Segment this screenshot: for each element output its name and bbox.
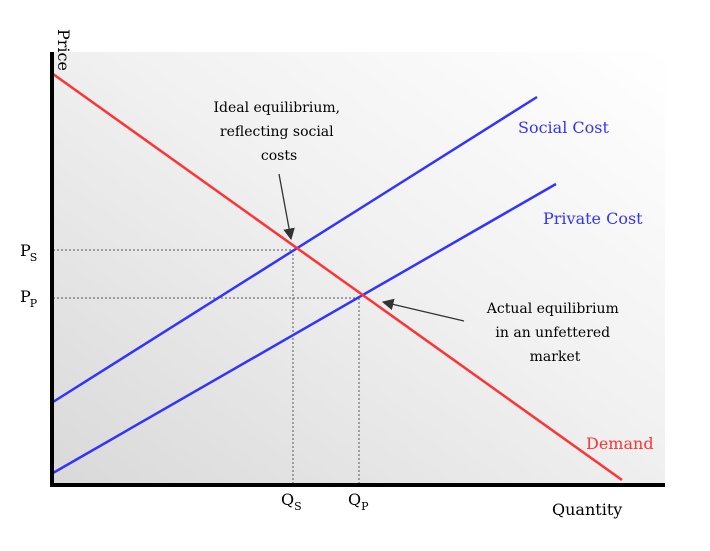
quantity-social-marker: QS	[281, 490, 302, 513]
actual-equilibrium-annotation: Actual equilibrium in an unfettered mark…	[381, 298, 623, 365]
ideal-annotation-line-2: reflecting social	[220, 124, 334, 140]
guide-lines	[53, 249, 360, 484]
price-private-marker: PP	[20, 287, 38, 310]
price-social-main: P	[20, 241, 31, 260]
ideal-equilibrium-annotation: Ideal equilibrium, reflecting social cos…	[213, 100, 344, 241]
quantity-private-main: Q	[348, 490, 361, 509]
y-axis-label: Price	[54, 29, 73, 71]
quantity-private-sub: P	[361, 500, 369, 513]
ideal-annotation-line-3: costs	[261, 148, 297, 164]
private-cost-curve	[52, 182, 557, 475]
actual-annotation-line-2: in an unfettered	[495, 325, 610, 341]
ideal-arrow	[278, 173, 295, 241]
price-private-sub: P	[30, 297, 38, 310]
ideal-annotation-line-1: Ideal equilibrium,	[213, 100, 340, 116]
price-social-marker: PS	[20, 241, 37, 264]
actual-annotation-text: Actual equilibrium in an unfettered mark…	[486, 301, 623, 365]
demand-curve	[52, 72, 623, 482]
actual-annotation-line-1: Actual equilibrium	[486, 301, 619, 317]
social-cost-curve	[52, 95, 538, 404]
actual-arrow	[381, 298, 465, 322]
price-private-main: P	[20, 287, 31, 306]
private-cost-label: Private Cost	[543, 209, 643, 228]
x-axis-label: Quantity	[552, 500, 622, 519]
quantity-private-marker: QP	[348, 490, 369, 513]
demand-label: Demand	[586, 434, 654, 453]
quantity-social-main: Q	[281, 490, 294, 509]
actual-annotation-line-3: market	[530, 349, 581, 365]
price-social-sub: S	[30, 251, 38, 264]
quantity-social-sub: S	[294, 500, 302, 513]
social-cost-label: Social Cost	[518, 118, 610, 137]
ideal-annotation-text: Ideal equilibrium, reflecting social cos…	[213, 100, 344, 164]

☆ ☆ ☆ ☆

- **Objective**
Recast every line of all the items above as a Markdown table with columns Row and Line, numbering each row and skipping blank lines. Leave the pictures out.

- **Exercise response**
| Row | Line |
|---|---|
| 1 | Segment this screenshot: for each element output its name and bbox. |
| 2 | quantity-social-marker: QS	[281, 490, 302, 513] |
| 3 | actual-equilibrium-annotation: Actual equilibrium in an unfettered mark…	[381, 298, 623, 365] |
| 4 | ideal-annotation-line-2: reflecting social	[220, 124, 334, 140] |
| 5 | guide-lines	[53, 249, 360, 484] |
| 6 | price-private-marker: PP	[20, 287, 38, 310] |
| 7 | price-social-main: P	[20, 241, 31, 260] |
| 8 | ideal-equilibrium-annotation: Ideal equilibrium, reflecting social cos…	[213, 100, 344, 241] |
| 9 | quantity-private-main: Q	[348, 490, 361, 509] |
| 10 | y-axis-label: Price	[54, 29, 73, 71] |
| 11 | quantity-private-sub: P	[361, 500, 369, 513] |
| 12 | ideal-annotation-line-3: costs	[261, 148, 297, 164] |
| 13 | private-cost-curve	[52, 182, 557, 475] |
| 14 | actual-annotation-line-2: in an unfettered	[495, 325, 610, 341] |
| 15 | ideal-arrow	[278, 173, 295, 241] |
| 16 | price-private-sub: P	[30, 297, 38, 310] |
| 17 | ideal-annotation-line-1: Ideal equilibrium,	[213, 100, 340, 116] |
| 18 | price-social-marker: PS	[20, 241, 37, 264] |
| 19 | actual-annotation-text: Actual equilibrium in an unfettered mark…	[486, 301, 623, 365] |
| 20 | demand-curve	[52, 72, 623, 482] |
| 21 | actual-annotation-line-1: Actual equilibrium	[486, 301, 619, 317] |
| 22 | social-cost-curve	[52, 95, 538, 404] |
| 23 | actual-arrow	[381, 298, 465, 322] |
| 24 | price-private-main: P	[20, 287, 31, 306] |
| 25 | private-cost-label: Private Cost	[543, 209, 643, 228] |
| 26 | x-axis-label: Quantity	[552, 500, 622, 519] |
| 27 | quantity-private-marker: QP	[348, 490, 369, 513] |
| 28 | demand-label: Demand	[586, 434, 654, 453] |
| 29 | quantity-social-main: Q	[281, 490, 294, 509] |
| 30 | actual-annotation-line-3: market	[530, 349, 581, 365] |
| 31 | price-social-sub: S	[30, 251, 38, 264] |
| 32 | quantity-social-sub: S	[294, 500, 302, 513] |
| 33 | social-cost-label: Social Cost	[518, 118, 610, 137] |
| 34 | ideal-annotation-text: Ideal equilibrium, reflecting social cos…	[213, 100, 344, 164] |